Copy out every line containing the word "راستہ".

--- start Data listing ---

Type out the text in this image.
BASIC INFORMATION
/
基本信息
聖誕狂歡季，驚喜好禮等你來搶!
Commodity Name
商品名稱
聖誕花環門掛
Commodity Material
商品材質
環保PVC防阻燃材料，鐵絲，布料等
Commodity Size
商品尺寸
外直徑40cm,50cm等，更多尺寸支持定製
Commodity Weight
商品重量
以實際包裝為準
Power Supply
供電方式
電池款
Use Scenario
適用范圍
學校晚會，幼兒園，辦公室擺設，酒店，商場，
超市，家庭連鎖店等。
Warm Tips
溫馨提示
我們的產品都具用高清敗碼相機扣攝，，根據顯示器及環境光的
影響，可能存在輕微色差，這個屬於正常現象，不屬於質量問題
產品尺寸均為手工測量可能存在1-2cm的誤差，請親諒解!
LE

--- end Data listing ---
--- start Data listing ---

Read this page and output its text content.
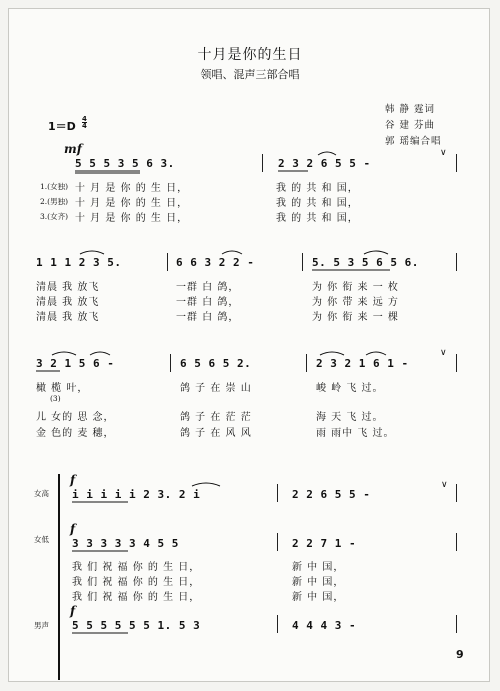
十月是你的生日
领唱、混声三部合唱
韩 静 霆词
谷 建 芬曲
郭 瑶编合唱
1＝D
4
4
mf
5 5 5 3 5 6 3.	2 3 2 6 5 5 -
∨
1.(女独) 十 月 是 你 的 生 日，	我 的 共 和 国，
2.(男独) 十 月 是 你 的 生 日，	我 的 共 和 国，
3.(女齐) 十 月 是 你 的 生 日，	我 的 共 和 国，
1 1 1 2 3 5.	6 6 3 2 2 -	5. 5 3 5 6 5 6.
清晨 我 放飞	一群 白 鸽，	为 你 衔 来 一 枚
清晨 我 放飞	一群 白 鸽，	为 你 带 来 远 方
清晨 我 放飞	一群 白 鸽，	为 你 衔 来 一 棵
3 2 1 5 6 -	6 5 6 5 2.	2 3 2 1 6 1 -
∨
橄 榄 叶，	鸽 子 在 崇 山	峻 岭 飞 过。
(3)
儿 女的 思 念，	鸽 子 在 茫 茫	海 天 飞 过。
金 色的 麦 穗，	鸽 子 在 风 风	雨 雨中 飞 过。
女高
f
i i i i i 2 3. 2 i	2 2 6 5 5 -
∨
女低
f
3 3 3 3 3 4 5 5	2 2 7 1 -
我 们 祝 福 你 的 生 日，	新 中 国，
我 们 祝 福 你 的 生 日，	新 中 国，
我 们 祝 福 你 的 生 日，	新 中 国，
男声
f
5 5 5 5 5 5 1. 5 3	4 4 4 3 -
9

--- end Data listing ---
--- start Data listing ---

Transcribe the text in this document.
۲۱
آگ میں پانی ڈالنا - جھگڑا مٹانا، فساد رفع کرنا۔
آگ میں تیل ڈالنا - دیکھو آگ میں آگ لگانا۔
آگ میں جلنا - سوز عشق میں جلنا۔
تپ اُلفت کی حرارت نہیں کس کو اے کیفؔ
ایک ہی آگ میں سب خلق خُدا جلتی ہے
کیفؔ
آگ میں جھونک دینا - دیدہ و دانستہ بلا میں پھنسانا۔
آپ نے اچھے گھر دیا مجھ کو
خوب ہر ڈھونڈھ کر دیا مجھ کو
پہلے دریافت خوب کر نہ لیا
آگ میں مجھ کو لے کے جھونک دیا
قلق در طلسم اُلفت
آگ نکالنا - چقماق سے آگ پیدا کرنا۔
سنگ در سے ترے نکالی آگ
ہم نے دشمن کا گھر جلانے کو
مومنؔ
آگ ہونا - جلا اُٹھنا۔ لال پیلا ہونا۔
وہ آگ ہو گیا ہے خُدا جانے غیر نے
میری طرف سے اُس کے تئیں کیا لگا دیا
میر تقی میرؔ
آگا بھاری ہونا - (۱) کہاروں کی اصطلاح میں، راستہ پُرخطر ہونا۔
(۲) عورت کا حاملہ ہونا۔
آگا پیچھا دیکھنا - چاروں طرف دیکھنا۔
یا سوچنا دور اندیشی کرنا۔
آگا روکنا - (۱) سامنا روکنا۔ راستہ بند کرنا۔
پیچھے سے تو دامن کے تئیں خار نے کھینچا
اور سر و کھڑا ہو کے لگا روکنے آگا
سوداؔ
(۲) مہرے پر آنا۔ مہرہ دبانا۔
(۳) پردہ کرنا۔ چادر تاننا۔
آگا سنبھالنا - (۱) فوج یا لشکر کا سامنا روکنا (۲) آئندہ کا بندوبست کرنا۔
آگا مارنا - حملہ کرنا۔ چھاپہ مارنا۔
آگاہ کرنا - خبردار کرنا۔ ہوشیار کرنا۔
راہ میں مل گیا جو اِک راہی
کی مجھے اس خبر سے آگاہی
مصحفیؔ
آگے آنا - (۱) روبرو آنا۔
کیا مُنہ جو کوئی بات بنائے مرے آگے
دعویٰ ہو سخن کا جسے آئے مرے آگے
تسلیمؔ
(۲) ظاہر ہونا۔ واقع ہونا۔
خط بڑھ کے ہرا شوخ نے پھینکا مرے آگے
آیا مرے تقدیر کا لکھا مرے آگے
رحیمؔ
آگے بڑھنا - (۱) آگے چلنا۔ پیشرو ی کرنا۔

--- end Data listing ---

*Response for this exercise:*
آگا بھاری ہونا - (۱) کہاروں کی اصطلاح میں، راستہ پُرخطر ہونا۔
آگا روکنا - (۱) سامنا روکنا۔ راستہ بند کرنا۔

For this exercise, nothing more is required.